Set problem A ::
In the rows below, format every line from the one containing "diagram-step1-arrow: ① (185, 608, 215, 636)" through the one containing "q4-answer: 【答案】C (120, 515, 200, 535)", inclusive, as a JSON list of strings, one string per line.

Source extract ::
MORE YOUNG PEOPLE WITHIN BOARDS ? Is it possible ? How? An innovative approach: A Young People Board of Directors Boards rejuvenation is often rightfully considered and discussed, but statistics on boards members ages show little progress. Due to a lack of knowledge of reality, for the general public a Board of Directors is a set of relatively old persons. Common sense and corporate governance approaches lead to think that new ideas from younger generations introduced within the company board discussions would surely be a company asset.
The diversity of age within a board is unquestionably desirable, but will one or two younger directors be enough? Probably not really. In fact, except for very exceptional cases, mainly in the field of new technologies, given the experience needed to be a skilled board director, younger members of the Boards will be at least 35 years, then not really true young people any more.
Even if one assumes this a right approach, will it be possible to recruit them ? Less than 45 years qualified candidates often have an intense operational professional activity, such as being a full time executive director. Being at the same time a board member, is feasible within the same company, but it is much more difficult to be simultaneously a board member of an other company, e.g. as an independent director. Effectively, in this last case, it brings practical problems of availability, agreement of the employer, conflicts of interest, etc.

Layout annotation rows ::
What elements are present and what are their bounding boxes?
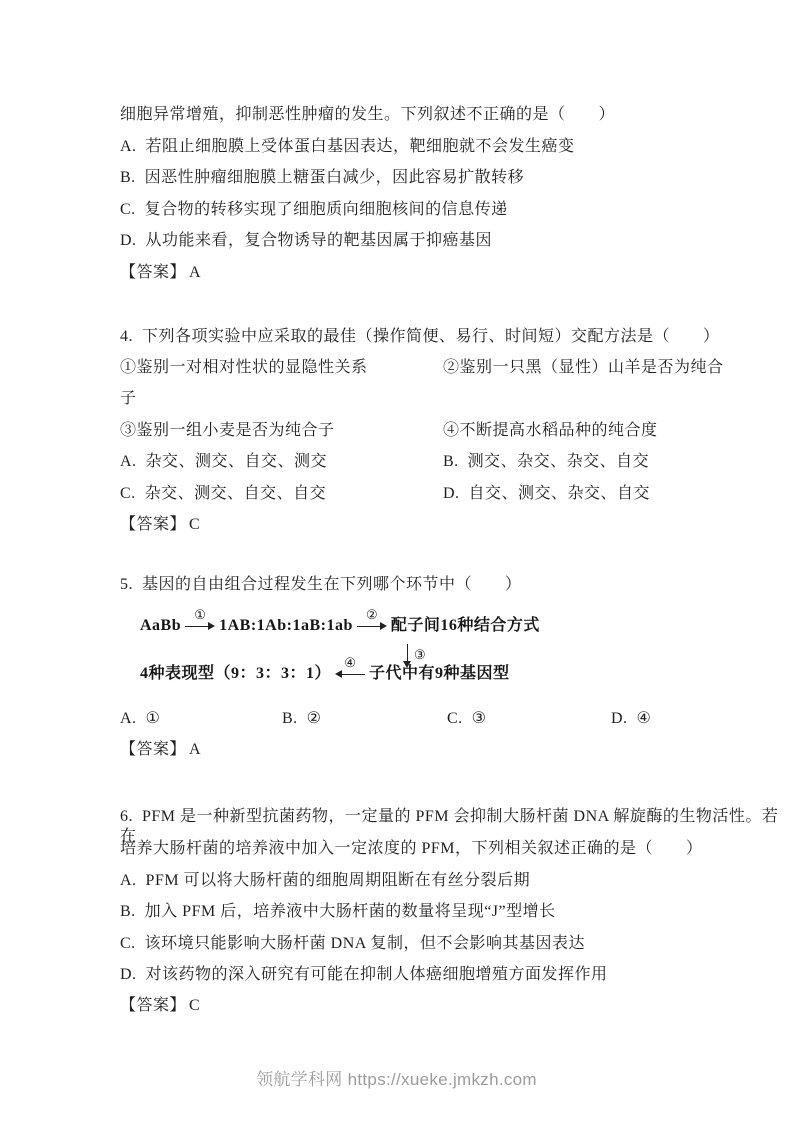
diagram-step1-arrow: ① (185, 608, 215, 636)
q3-answer: 【答案】A (120, 263, 201, 283)
q3-stem: 细胞异常增殖，抑制恶性肿瘤的发生。下列叙述不正确的是（ ） (120, 105, 615, 125)
q4-items-row-2: ③鉴别一组小麦是否为纯合子④不断提高水稻品种的纯合度 (120, 421, 335, 441)
q4-answer: 【答案】C (120, 515, 200, 535)
right-arrow-icon (357, 621, 387, 631)
q4-option-a: A. 杂交、测交、自交、测交 (120, 453, 327, 470)
q6-answer-value: C (189, 997, 200, 1014)
q5-answer-label: 【答案】 (120, 741, 186, 758)
q3-option-a: A. 若阻止细胞膜上受体蛋白基因表达，靶细胞就不会发生癌变 (120, 137, 575, 157)
left-arrow-icon (335, 669, 365, 679)
q4-option-d: D. 自交、测交、杂交、自交 (443, 484, 650, 504)
q4-options-row-1: A. 杂交、测交、自交、测交B. 测交、杂交、杂交、自交 (120, 452, 327, 472)
q3-option-b: B. 因恶性肿瘤细胞膜上糖蛋白减少，因此容易扩散转移 (120, 168, 524, 188)
diagram-row-bottom: 4种表现型（9：3：3：1） ④ 子代中有9种基因型 (140, 656, 510, 684)
q4-item-2-wrap: 子 (120, 389, 137, 409)
circled-4-label: ④ (344, 656, 356, 669)
q5-option-c: C. ③ (447, 709, 487, 729)
diagram-gamete-ratio: 1AB:1Ab:1aB:1ab (219, 616, 353, 636)
q4-stem: 4. 下列各项实验中应采取的最佳（操作简便、易行、时间短）交配方法是（ ） (120, 327, 720, 347)
q6-option-a: A. PFM 可以将大肠杆菌的细胞周期阻断在有丝分裂后期 (120, 871, 530, 891)
q4-option-c: C. 杂交、测交、自交、自交 (120, 485, 326, 502)
q4-item-3: ③鉴别一组小麦是否为纯合子 (120, 422, 335, 439)
q5-option-a: A. ① (120, 709, 160, 729)
q3-answer-value: A (189, 264, 201, 281)
q3-option-c: C. 复合物的转移实现了细胞质向细胞核间的信息传递 (120, 200, 508, 220)
q6-answer: 【答案】C (120, 996, 200, 1016)
q4-item-2: ②鉴别一只黑（显性）山羊是否为纯合 (443, 358, 724, 378)
q4-item-4: ④不断提高水稻品种的纯合度 (443, 421, 658, 441)
diagram-row-top: AaBb ① 1AB:1Ab:1aB:1ab ② 配子间16种结合方式 (140, 608, 540, 636)
q4-items-row-1: ①鉴别一对相对性状的显隐性关系②鉴别一只黑（显性）山羊是否为纯合 (120, 358, 368, 378)
diagram-start-genotype: AaBb (140, 616, 181, 636)
right-arrow-icon (185, 621, 215, 631)
diagram-step4-arrow: ④ (335, 656, 365, 684)
q3-answer-label: 【答案】 (120, 264, 186, 281)
diagram-step2-arrow: ② (357, 608, 387, 636)
exam-document-page: 细胞异常增殖，抑制恶性肿瘤的发生。下列叙述不正确的是（ ） A. 若阻止细胞膜上… (0, 0, 793, 1122)
diagram-phenotypes: 4种表现型（9：3：3：1） (140, 664, 331, 684)
q4-answer-label: 【答案】 (120, 516, 186, 533)
diagram-genotypes: 子代中有9种基因型 (369, 664, 510, 684)
q6-option-d: D. 对该药物的深入研究有可能在抑制人体癌细胞增殖方面发挥作用 (120, 965, 608, 985)
q4-options-row-2: C. 杂交、测交、自交、自交D. 自交、测交、杂交、自交 (120, 484, 326, 504)
q6-option-c: C. 该环境只能影响大肠杆菌 DNA 复制，但不会影响其基因表达 (120, 934, 585, 954)
q5-option-d: D. ④ (611, 709, 651, 729)
q5-answer-value: A (189, 741, 201, 758)
q3-option-d: D. 从功能来看，复合物诱导的靶基因属于抑癌基因 (120, 231, 492, 251)
q5-stem: 5. 基因的自由组合过程发生在下列哪个环节中（ ） (120, 575, 522, 595)
circled-2-label: ② (366, 608, 378, 621)
circled-1-label: ① (194, 608, 206, 621)
q4-option-b: B. 测交、杂交、杂交、自交 (443, 452, 649, 472)
q4-item-1: ①鉴别一对相对性状的显隐性关系 (120, 359, 368, 376)
q6-answer-label: 【答案】 (120, 997, 186, 1014)
q5-option-b: B. ② (282, 709, 322, 729)
diagram-combinations: 配子间16种结合方式 (391, 616, 540, 636)
q5-answer: 【答案】A (120, 740, 201, 760)
q6-stem-line-2: 培养大肠杆菌的培养液中加入一定浓度的 PFM，下列相关叙述正确的是（ ） (120, 839, 703, 859)
q6-option-b: B. 加入 PFM 后，培养液中大肠杆菌的数量将呈现“J”型增长 (120, 902, 556, 922)
q4-answer-value: C (189, 516, 200, 533)
q5-genetics-diagram: AaBb ① 1AB:1Ab:1aB:1ab ② 配子间16种结合方式 ③ 4种… (120, 604, 673, 696)
footer-watermark: 领航学科网 https://xueke.jmkzh.com (0, 1068, 793, 1092)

Set problem B ::
Quote the passage on younger board directors between "The diversity of" and "people any more.", inclusive.

Right answer A ::
[
  "diagram-step1-arrow: ① (185, 608, 215, 636)",
  "q3-answer: 【答案】A (120, 263, 201, 283)",
  "q3-stem: 细胞异常增殖，抑制恶性肿瘤的发生。下列叙述不正确的是（ ） (120, 105, 615, 125)",
  "q4-items-row-2: ③鉴别一组小麦是否为纯合子④不断提高水稻品种的纯合度 (120, 421, 335, 441)",
  "q4-answer: 【答案】C (120, 515, 200, 535)"
]

Right answer B ::
The diversity of age within a board is unquestionably desirable, but will one or two younger directors be enough? Probably not really. In fact, except for very exceptional cases, mainly in the field of new technologies, given the experience needed to be a skilled board director, younger members of the Boards will be at least 35 years, then not really true young people any more.